Pick out each line containing the string "have" and copy it.

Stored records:
◇ ◇ ◇ ◇ ◇ ◇ ◇

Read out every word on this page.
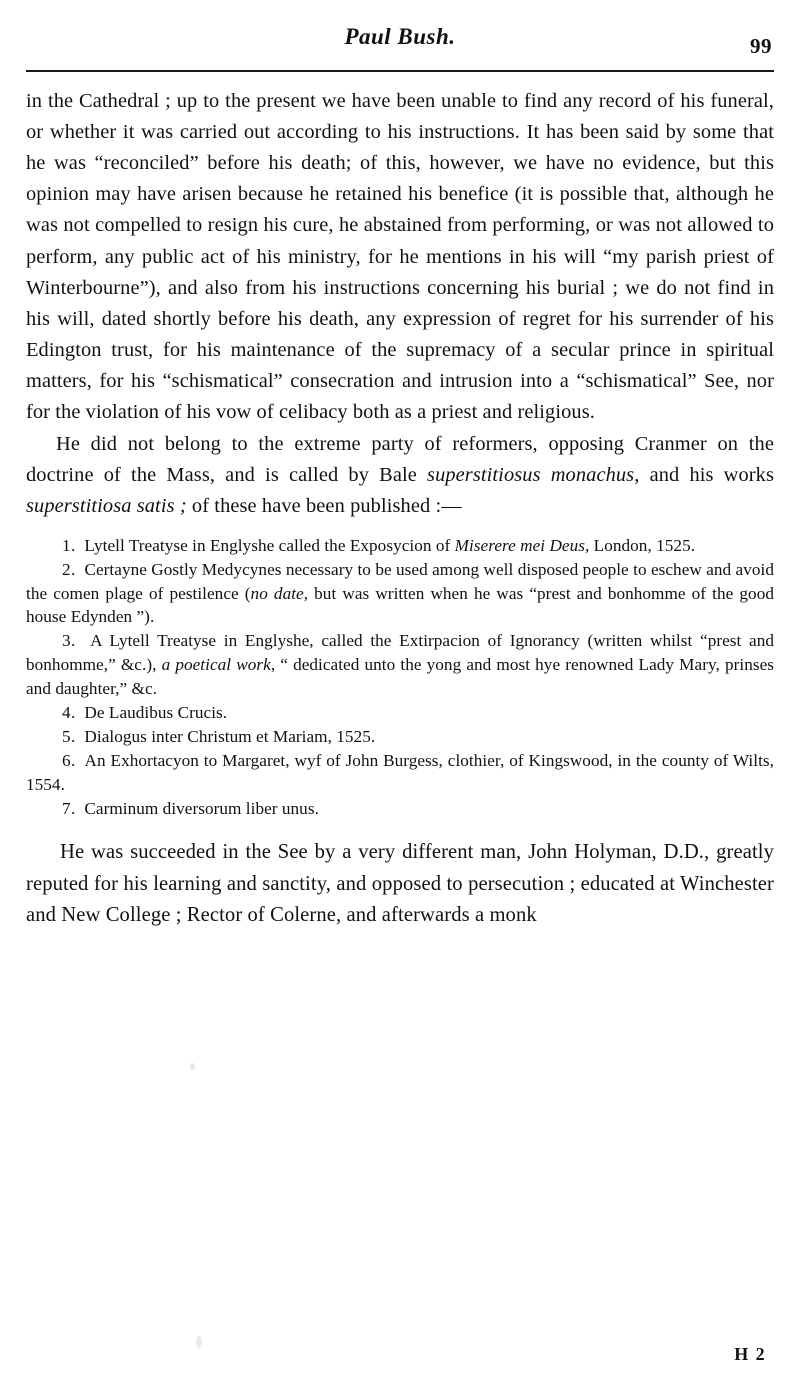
Paul Bush.	99

in the Cathedral ; up to the present we have been unable to find any record of his funeral, or whether it was carried out according to his instructions. It has been said by some that he was “reconciled” before his death; of this, however, we have no evidence, but this opinion may have arisen because he retained his benefice (it is possible that, although he was not compelled to resign his cure, he abstained from performing, or was not allowed to perform, any public act of his ministry, for he mentions in his will “my parish priest of Winterbourne”), and also from his instructions concerning his burial ; we do not find in his will, dated shortly before his death, any expression of regret for his surrender of his Edington trust, for his maintenance of the supremacy of a secular prince in spiritual matters, for his “schismatical” consecration and intrusion into a “schismatical” See, nor for the violation of his vow of celibacy both as a priest and religious.

He did not belong to the extreme party of reformers, opposing Cranmer on the doctrine of the Mass, and is called by Bale superstitiosus monachus, and his works superstitiosa satis ; of these have been published :—

1. Lytell Treatyse in Englyshe called the Exposycion of Miserere mei Deus, London, 1525.

2. Certayne Gostly Medycynes necessary to be used among well disposed people to eschew and avoid the comen plage of pestilence (no date, but was written when he was “prest and bonhomme of the good house Edynden ”).

3. A Lytell Treatyse in Englyshe, called the Extirpacion of Ignorancy (written whilst “prest and bonhomme,” &c.), a poetical work, “ dedicated unto the yong and most hye renowned Lady Mary, prinses and daughter,” &c.

4. De Laudibus Crucis.

5. Dialogus inter Christum et Mariam, 1525.

6. An Exhortacyon to Margaret, wyf of John Burgess, clothier, of Kingswood, in the county of Wilts, 1554.

7. Carminum diversorum liber unus.

He was succeeded in the See by a very different man, John Holyman, D.D., greatly reputed for his learning and sanctity, and opposed to persecution ; educated at Winchester and New College ; Rector of Colerne, and afterwards a monk

H 2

◇ ◇ ◇ ◇ ◇ ◇ ◇

» EXERCISE OUTPUT:
in the Cathedral ; up to the present we have been unable to find any record of his funeral, or whether it was carried out according to his instructions. It has been said by some that he was “reconciled” before his death; of this, however, we have no evidence, but this opinion may have arisen because he retained his benefice (it is possible that, although he was not compelled to resign his cure, he abstained from performing, or was not allowed to perform, any public act of his ministry, for he mentions in his will “my parish priest of Winterbourne”), and also from his instructions concerning his burial ; we do not find in his will, dated shortly before his death, any expression of regret for his surrender of his Edington trust, for his maintenance of the supremacy of a secular prince in spiritual matters, for his “schismatical” consecration and intrusion into a “schismatical” See, nor for the violation of his vow of celibacy both as a priest and religious.
He did not belong to the extreme party of reformers, opposing Cranmer on the doctrine of the Mass, and is called by Bale superstitiosus monachus, and his works superstitiosa satis ; of these have been published :—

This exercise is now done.